Items from a data source
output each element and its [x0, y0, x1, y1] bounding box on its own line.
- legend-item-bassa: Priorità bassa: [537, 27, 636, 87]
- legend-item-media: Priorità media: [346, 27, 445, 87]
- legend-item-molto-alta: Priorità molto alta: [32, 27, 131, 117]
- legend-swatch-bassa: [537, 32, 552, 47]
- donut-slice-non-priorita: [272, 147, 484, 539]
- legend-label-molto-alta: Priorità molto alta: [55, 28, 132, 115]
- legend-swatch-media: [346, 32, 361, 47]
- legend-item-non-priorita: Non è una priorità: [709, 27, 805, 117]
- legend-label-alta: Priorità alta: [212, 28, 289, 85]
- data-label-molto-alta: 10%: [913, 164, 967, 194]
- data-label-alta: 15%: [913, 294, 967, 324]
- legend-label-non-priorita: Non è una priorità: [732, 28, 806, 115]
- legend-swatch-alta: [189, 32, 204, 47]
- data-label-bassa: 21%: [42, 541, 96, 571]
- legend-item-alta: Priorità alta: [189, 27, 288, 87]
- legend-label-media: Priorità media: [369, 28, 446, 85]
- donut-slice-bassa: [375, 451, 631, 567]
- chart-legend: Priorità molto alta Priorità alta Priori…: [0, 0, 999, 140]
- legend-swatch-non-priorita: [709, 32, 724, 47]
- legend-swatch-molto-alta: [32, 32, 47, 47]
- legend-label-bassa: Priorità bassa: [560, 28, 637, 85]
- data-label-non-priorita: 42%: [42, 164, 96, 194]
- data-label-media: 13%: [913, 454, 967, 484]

AIM OF THE TASK
Put the lines of the entries into a numbered list, from the start of the entries through the line containing "- chart-legend: Priorità", with both ends included and blank lines left out.

OUTPUT FOR THIS TASK
1. output each element and its [x0, y0, x1, y1] bounding box on its own line.
2. - legend-item-bassa: Priorità bassa: [537, 27, 636, 87]
3. - legend-item-media: Priorità media: [346, 27, 445, 87]
4. - legend-item-molto-alta: Priorità molto alta: [32, 27, 131, 117]
5. - legend-swatch-bassa: [537, 32, 552, 47]
6. - donut-slice-non-priorita: [272, 147, 484, 539]
7. - legend-label-molto-alta: Priorità molto alta: [55, 28, 132, 115]
8. - legend-swatch-media: [346, 32, 361, 47]
9. - legend-item-non-priorita: Non è una priorità: [709, 27, 805, 117]
10. - legend-label-alta: Priorità alta: [212, 28, 289, 85]
11. - data-label-molto-alta: 10%: [913, 164, 967, 194]
12. - data-label-alta: 15%: [913, 294, 967, 324]
13. - legend-label-non-priorita: Non è una priorità: [732, 28, 806, 115]
14. - legend-swatch-alta: [189, 32, 204, 47]
15. - data-label-bassa: 21%: [42, 541, 96, 571]
16. - legend-item-alta: Priorità alta: [189, 27, 288, 87]
17. - legend-label-media: Priorità media: [369, 28, 446, 85]
18. - donut-slice-bassa: [375, 451, 631, 567]
19. - chart-legend: Priorità molto alta Priorità alta Priori…: [0, 0, 999, 140]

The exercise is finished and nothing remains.